* _YOUR INSTRUCTIONS_: Copy each line in the data that includes the word "Kopi".

Collection entries:

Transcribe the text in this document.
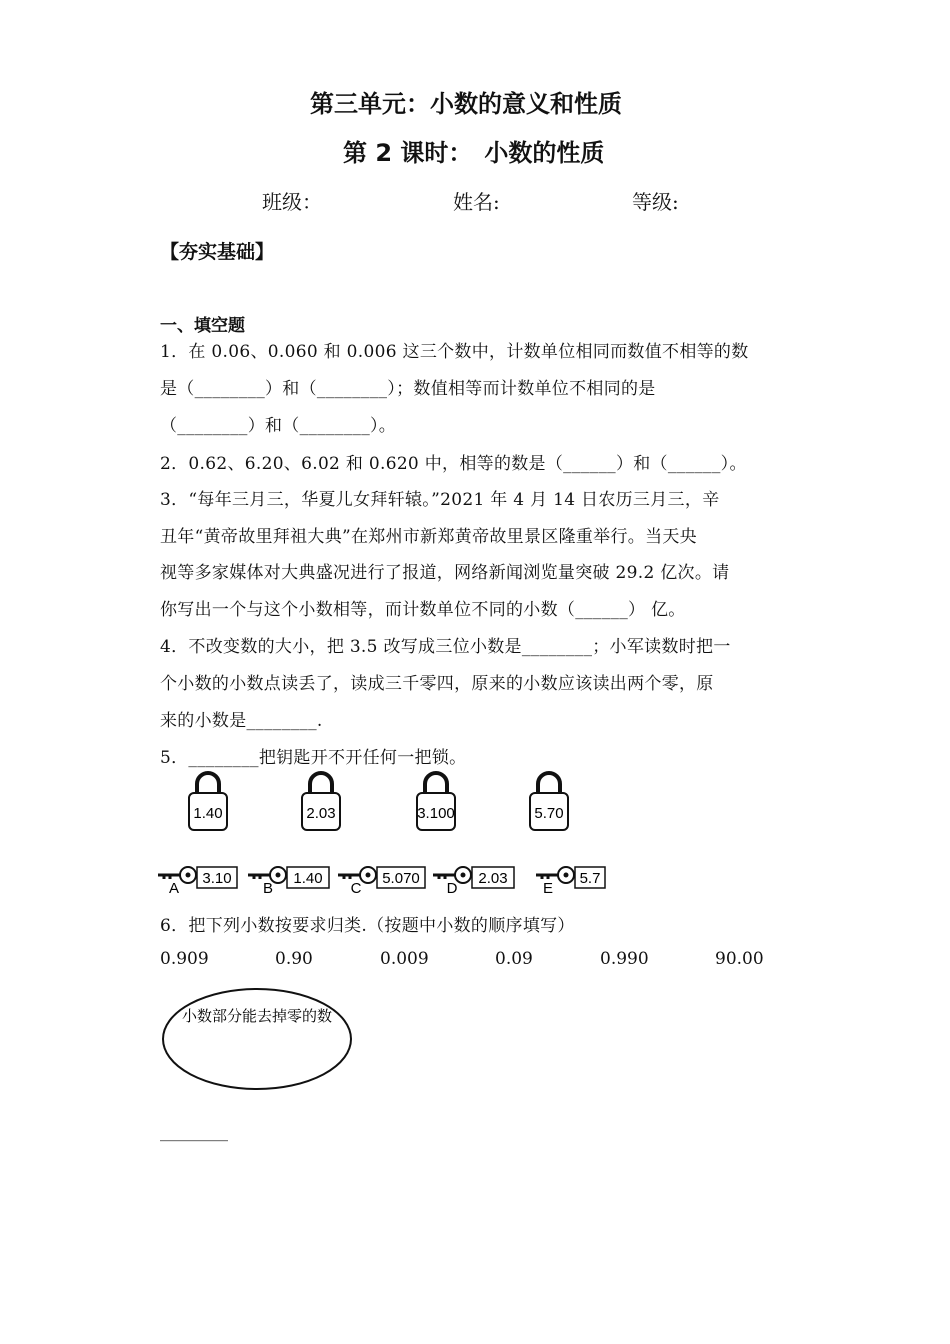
第三单元：小数的意义和性质
第 2 课时：　小数的性质
班级：	姓名:	等级:
【夯实基础】
一、填空题
1．在 0.06、0.060 和 0.006 这三个数中，计数单位相同而数值不相等的数
是（________）和（________）；数值相等而计数单位不相同的是
（________）和（________）。
2．0.62、6.20、6.02 和 0.620 中，相等的数是（______）和（______）。
3．“每年三月三，华夏儿女拜轩辕。”2021 年 4 月 14 日农历三月三，辛
丑年“黄帝故里拜祖大典”在郑州市新郑黄帝故里景区隆重举行。当天央
视等多家媒体对大典盛况进行了报道，网络新闻浏览量突破 29.2 亿次。请
你写出一个与这个小数相等，而计数单位不同的小数（______） 亿。
4．不改变数的大小，把 3.5 改写成三位小数是________；小军读数时把一
个小数的小数点读丢了，读成三千零四，原来的小数应该读出两个零，原
来的小数是________.
5．________把钥匙开不开任何一把锁。
1.40	2.03	3.100	5.70
3.10
A
1.40
B
5.070
C
2.03
D
5.7
E
6．把下列小数按要求归类.（按题中小数的顺序填写）
0.909	0.90	0.009	0.09	0.990	90.00
小数部分能去掉零的数
________
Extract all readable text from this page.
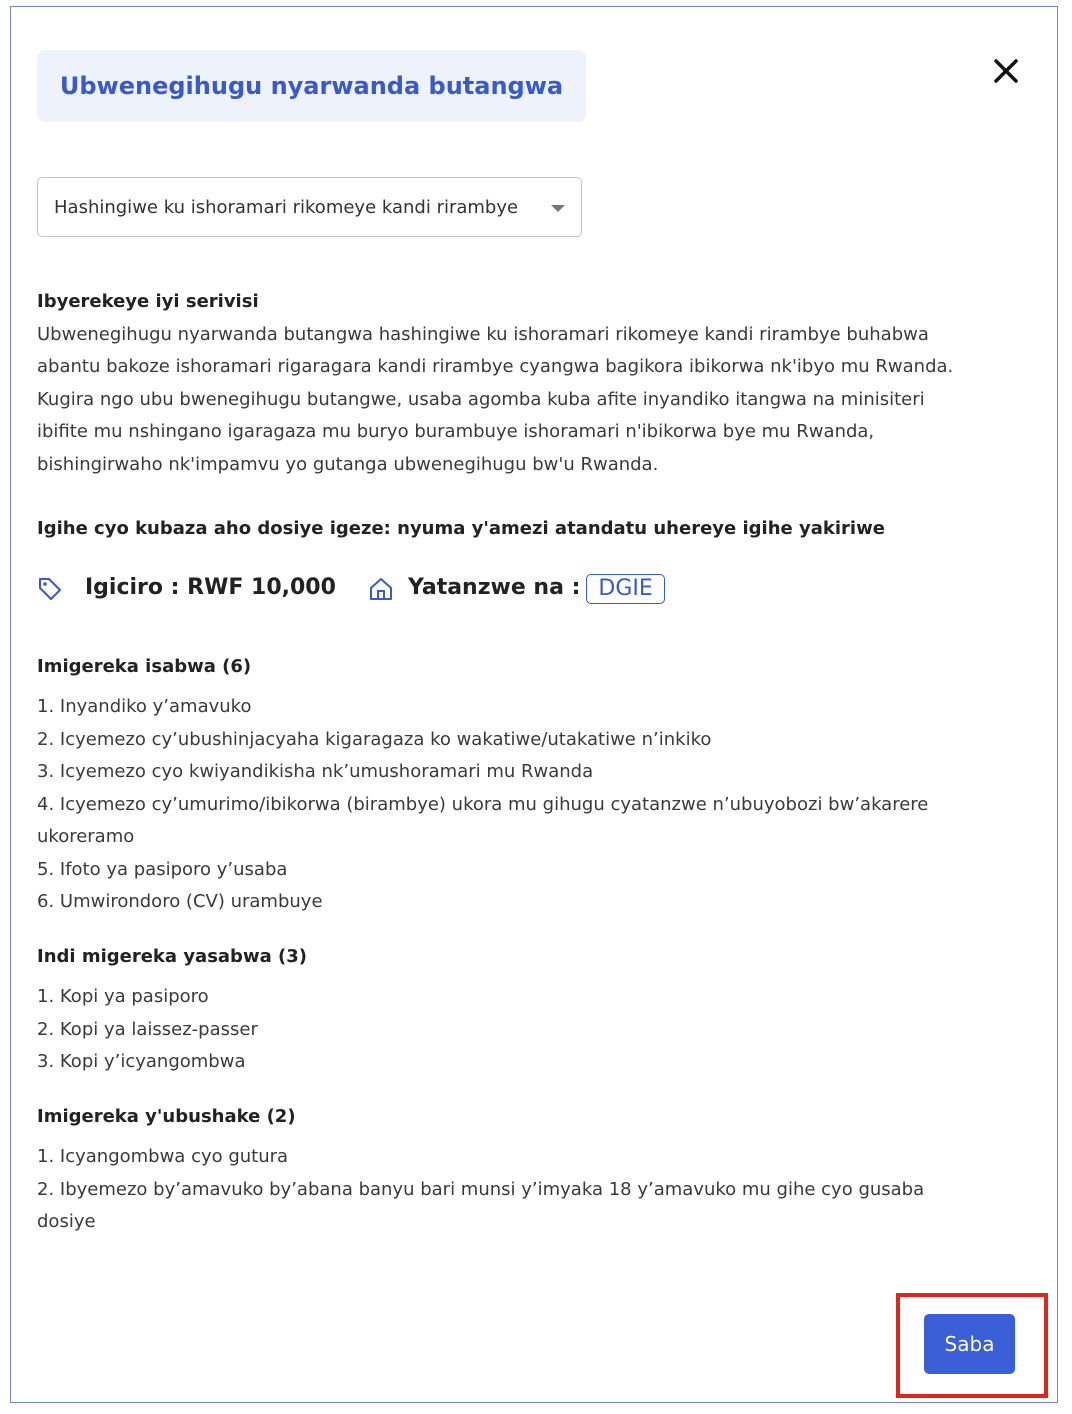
Ubwenegihugu nyarwanda butangwa
Hashingiwe ku ishoramari rikomeye kandi rirambye

Ibyerekeye iyi serivisi

Ubwenegihugu nyarwanda butangwa hashingiwe ku ishoramari rikomeye kandi rirambye buhabwa
abantu bakoze ishoramari rigaragara kandi rirambye cyangwa bagikora ibikorwa nk'ibyo mu Rwanda.
Kugira ngo ubu bwenegihugu butangwe, usaba agomba kuba afite inyandiko itangwa na minisiteri
ibifite mu nshingano igaragaza mu buryo burambuye ishoramari n'ibikorwa bye mu Rwanda,
bishingirwaho nk'impamvu yo gutanga ubwenegihugu bw'u Rwanda.

Igihe cyo kubaza aho dosiye igeze: nyuma y'amezi atandatu uhereye igihe yakiriwe

Igiciro : RWF 10,000	Yatanzwe na : DGIE

Imigereka isabwa (6)

1. Inyandiko y’amavuko
2. Icyemezo cy’ubushinjacyaha kigaragaza ko wakatiwe/utakatiwe n’inkiko
3. Icyemezo cyo kwiyandikisha nk’umushoramari mu Rwanda
4. Icyemezo cy’umurimo/ibikorwa (birambye) ukora mu gihugu cyatanzwe n’ubuyobozi bw’akarere
ukoreramo
5. Ifoto ya pasiporo y’usaba
6. Umwirondoro (CV) urambuye

Indi migereka yasabwa (3)

1. Kopi ya pasiporo
2. Kopi ya laissez-passer
3. Kopi y’icyangombwa

Imigereka y'ubushake (2)

1. Icyangombwa cyo gutura
2. Ibyemezo by’amavuko by’abana banyu bari munsi y’imyaka 18 y’amavuko mu gihe cyo gusaba
dosiye
Saba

* _EXERCISE SOLUTION_:
1. Kopi ya pasiporo
2. Kopi ya laissez-passer
3. Kopi y’icyangombwa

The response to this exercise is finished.